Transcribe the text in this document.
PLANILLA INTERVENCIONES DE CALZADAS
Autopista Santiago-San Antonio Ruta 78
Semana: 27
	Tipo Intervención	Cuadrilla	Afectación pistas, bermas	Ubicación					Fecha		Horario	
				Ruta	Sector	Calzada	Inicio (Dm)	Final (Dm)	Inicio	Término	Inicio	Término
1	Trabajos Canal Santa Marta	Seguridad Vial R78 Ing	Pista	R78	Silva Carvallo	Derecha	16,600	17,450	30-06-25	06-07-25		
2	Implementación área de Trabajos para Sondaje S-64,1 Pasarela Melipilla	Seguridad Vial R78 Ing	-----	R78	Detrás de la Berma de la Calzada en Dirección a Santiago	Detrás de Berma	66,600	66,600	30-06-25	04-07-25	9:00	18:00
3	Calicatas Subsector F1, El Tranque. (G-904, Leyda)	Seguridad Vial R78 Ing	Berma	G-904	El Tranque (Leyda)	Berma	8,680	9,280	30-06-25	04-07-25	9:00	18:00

==

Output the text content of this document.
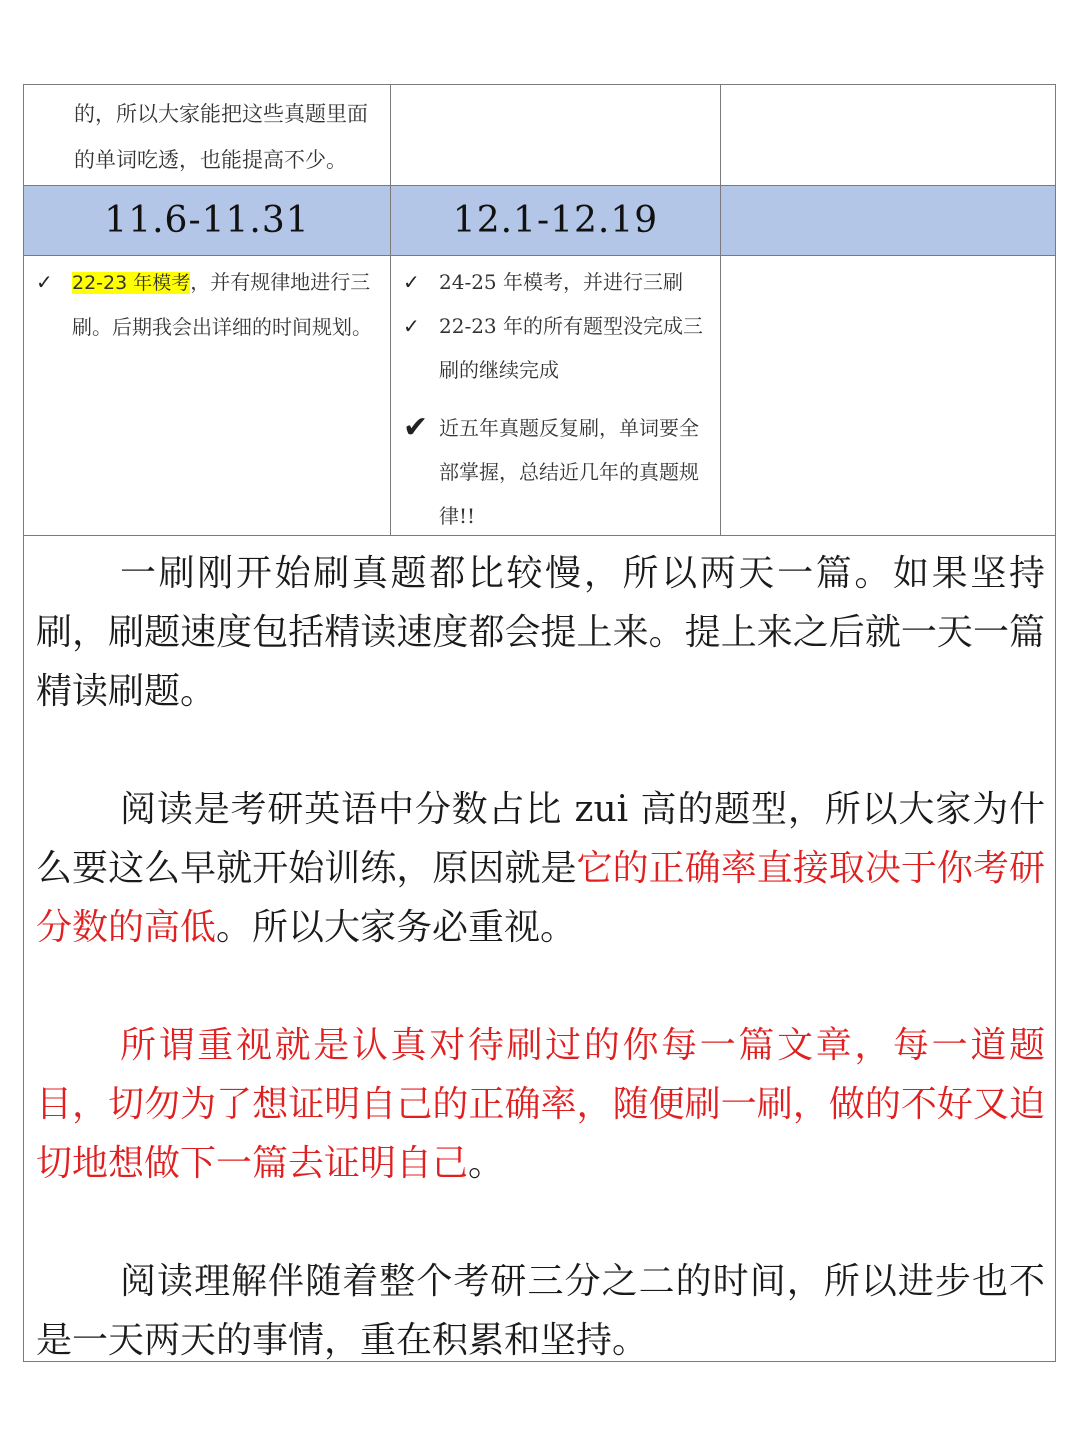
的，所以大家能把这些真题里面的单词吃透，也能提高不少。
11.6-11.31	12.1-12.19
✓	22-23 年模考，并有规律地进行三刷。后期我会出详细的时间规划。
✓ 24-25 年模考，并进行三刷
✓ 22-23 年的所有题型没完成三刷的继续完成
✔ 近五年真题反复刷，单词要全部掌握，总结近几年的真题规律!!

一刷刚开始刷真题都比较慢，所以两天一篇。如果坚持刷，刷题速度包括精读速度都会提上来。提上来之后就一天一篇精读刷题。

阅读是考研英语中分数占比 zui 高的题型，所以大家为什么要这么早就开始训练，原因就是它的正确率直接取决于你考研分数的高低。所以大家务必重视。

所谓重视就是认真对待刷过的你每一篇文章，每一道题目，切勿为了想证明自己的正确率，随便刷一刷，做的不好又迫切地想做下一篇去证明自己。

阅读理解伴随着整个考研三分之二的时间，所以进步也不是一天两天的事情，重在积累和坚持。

*What the task requires:*
Filter the records, keeping only lines that contain "Ruta", and show those lines.

*Correct answer:*
Autopista Santiago-San Antonio Ruta 78
				Ruta	Sector	Calzada	Inicio (Dm)	Final (Dm)	Inicio	Término	Inicio	Término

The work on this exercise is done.